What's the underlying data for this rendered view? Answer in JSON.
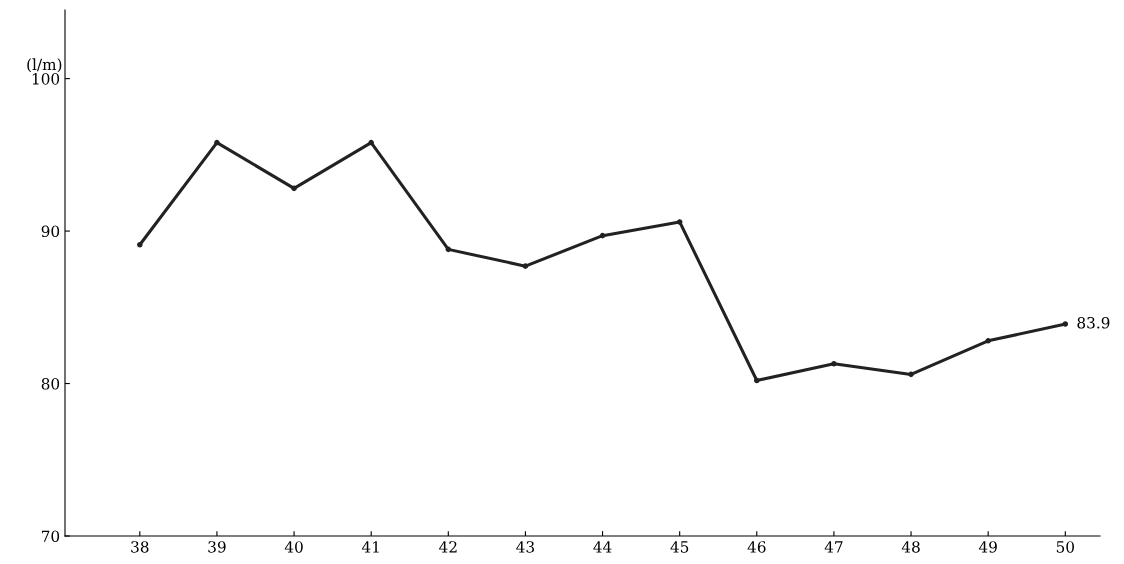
{
  "chart_data": {
    "type": "line",
    "ylabel": "(l/m)",
    "categories": [
      "38",
      "39",
      "40",
      "41",
      "42",
      "43",
      "44",
      "45",
      "46",
      "47",
      "48",
      "49",
      "50"
    ],
    "series": [
      {
        "color": "#222222",
        "values": [
          89.1,
          95.8,
          92.8,
          95.8,
          88.8,
          87.7,
          89.7,
          90.6,
          80.2,
          81.3,
          80.6,
          82.8,
          83.9
        ],
        "value_labels": [
          null,
          null,
          null,
          null,
          null,
          null,
          null,
          null,
          null,
          null,
          null,
          null,
          "83.9"
        ]
      }
    ],
    "ylim": [
      70,
      104.5
    ],
    "yticks": [
      70,
      80,
      90,
      100
    ],
    "grid": false,
    "legend": false,
    "marker": "circle",
    "line_style": "solid"
  }
}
----
_PROBLEM DETAILS_: Without including any pictures, please restate all the records exactly.

_OUTPUT FOR THIS TASK_:
What's the underlying data for this rendered view? Answer in JSON.
{
  "chart_data": {
    "type": "line",
    "ylabel": "(l/m)",
    "categories": [
      "38",
      "39",
      "40",
      "41",
      "42",
      "43",
      "44",
      "45",
      "46",
      "47",
      "48",
      "49",
      "50"
    ],
    "series": [
      {
        "color": "#222222",
        "values": [
          89.1,
          95.8,
          92.8,
          95.8,
          88.8,
          87.7,
          89.7,
          90.6,
          80.2,
          81.3,
          80.6,
          82.8,
          83.9
        ],
        "value_labels": [
          null,
          null,
          null,
          null,
          null,
          null,
          null,
          null,
          null,
          null,
          null,
          null,
          "83.9"
        ]
      }
    ],
    "ylim": [
      70,
      104.5
    ],
    "yticks": [
      70,
      80,
      90,
      100
    ],
    "grid": false,
    "legend": false,
    "marker": "circle",
    "line_style": "solid"
  }
}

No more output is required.